◆ RECORD EXTRACTS:
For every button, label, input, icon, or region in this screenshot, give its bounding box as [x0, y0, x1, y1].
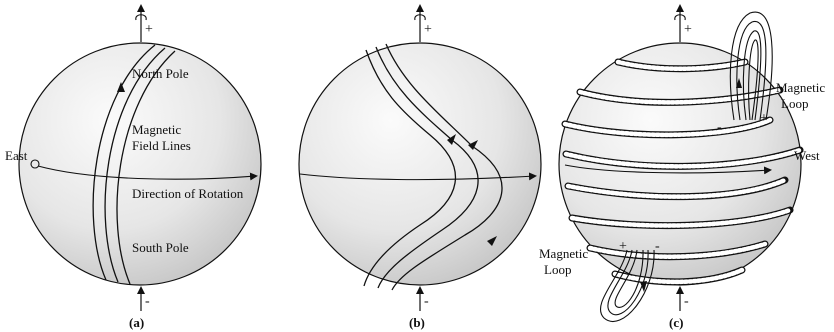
- north-rotation-axis: +: [136, 6, 153, 42]
- caption-b: (b): [409, 315, 425, 330]
- panel-b: + - (b): [299, 6, 541, 330]
- bottom-minus-sign: -: [145, 294, 150, 309]
- upper-minus-sign: -: [717, 120, 722, 135]
- lower-plus-sign: +: [619, 239, 627, 254]
- magnetic-loop-upper-label-2: Loop: [781, 96, 808, 111]
- west-label: West: [794, 148, 820, 163]
- north-rotation-axis: +: [675, 6, 692, 42]
- panel-a: + North Pole Magnetic Field Lines East D…: [5, 6, 261, 330]
- magnetic-field-lines-label: Magnetic: [132, 122, 181, 137]
- panel-c: +: [539, 6, 825, 330]
- magnetic-field-lines-label-2: Field Lines: [132, 138, 191, 153]
- caption-a: (a): [129, 315, 144, 330]
- bottom-minus-sign: -: [684, 294, 689, 309]
- south-rotation-axis: -: [141, 288, 150, 311]
- sphere-b: [299, 43, 541, 285]
- upper-plus-sign: +: [760, 111, 768, 126]
- magnetic-loop-upper-label: Magnetic: [776, 80, 825, 95]
- south-rotation-axis: -: [420, 288, 429, 311]
- south-rotation-axis: -: [680, 288, 689, 311]
- magnetic-loop-lower-label-2: Loop: [544, 262, 571, 277]
- bottom-minus-sign: -: [424, 294, 429, 309]
- lower-minus-sign: -: [655, 239, 660, 254]
- north-rotation-axis: +: [415, 6, 432, 42]
- magnetic-loop-lower-label: Magnetic: [539, 246, 588, 261]
- south-pole-label: South Pole: [132, 240, 189, 255]
- caption-c: (c): [669, 315, 683, 330]
- top-plus-sign: +: [145, 22, 153, 37]
- north-pole-label: North Pole: [132, 66, 189, 81]
- east-label: East: [5, 148, 28, 163]
- top-plus-sign: +: [684, 22, 692, 37]
- top-plus-sign: +: [424, 22, 432, 37]
- direction-of-rotation-label: Direction of Rotation: [132, 186, 244, 201]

◆ WORK INSTRUCTIONS: Present the lines of the entries from the line with "- north-rotation-axis: +: [136, 6, 153, 42]" to the line with "- bottom-minus-sign: -: [684, 294, 689, 309]", both included, as a Markdown table with the columns Number and Entry line. Give each line its own numbered row and leave out any blank lines.

◆ OUTPUT FOR THIS EXERCISE:
| Number | Entry line |
|---|---|
| 1 | - north-rotation-axis: +: [136, 6, 153, 42] |
| 2 | - caption-b: (b): [409, 315, 425, 330] |
| 3 | - panel-b: + - (b): [299, 6, 541, 330] |
| 4 | - bottom-minus-sign: -: [145, 294, 150, 309] |
| 5 | - upper-minus-sign: -: [717, 120, 722, 135] |
| 6 | - lower-plus-sign: +: [619, 239, 627, 254] |
| 7 | - magnetic-loop-upper-label-2: Loop: [781, 96, 808, 111] |
| 8 | - west-label: West: [794, 148, 820, 163] |
| 9 | - north-rotation-axis: +: [675, 6, 692, 42] |
| 10 | - panel-a: + North Pole Magnetic Field Lines East D…: [5, 6, 261, 330] |
| 11 | - magnetic-field-lines-label: Magnetic: [132, 122, 181, 137] |
| 12 | - panel-c: +: [539, 6, 825, 330] |
| 13 | - magnetic-field-lines-label-2: Field Lines: [132, 138, 191, 153] |
| 14 | - caption-a: (a): [129, 315, 144, 330] |
| 15 | - bottom-minus-sign: -: [684, 294, 689, 309] |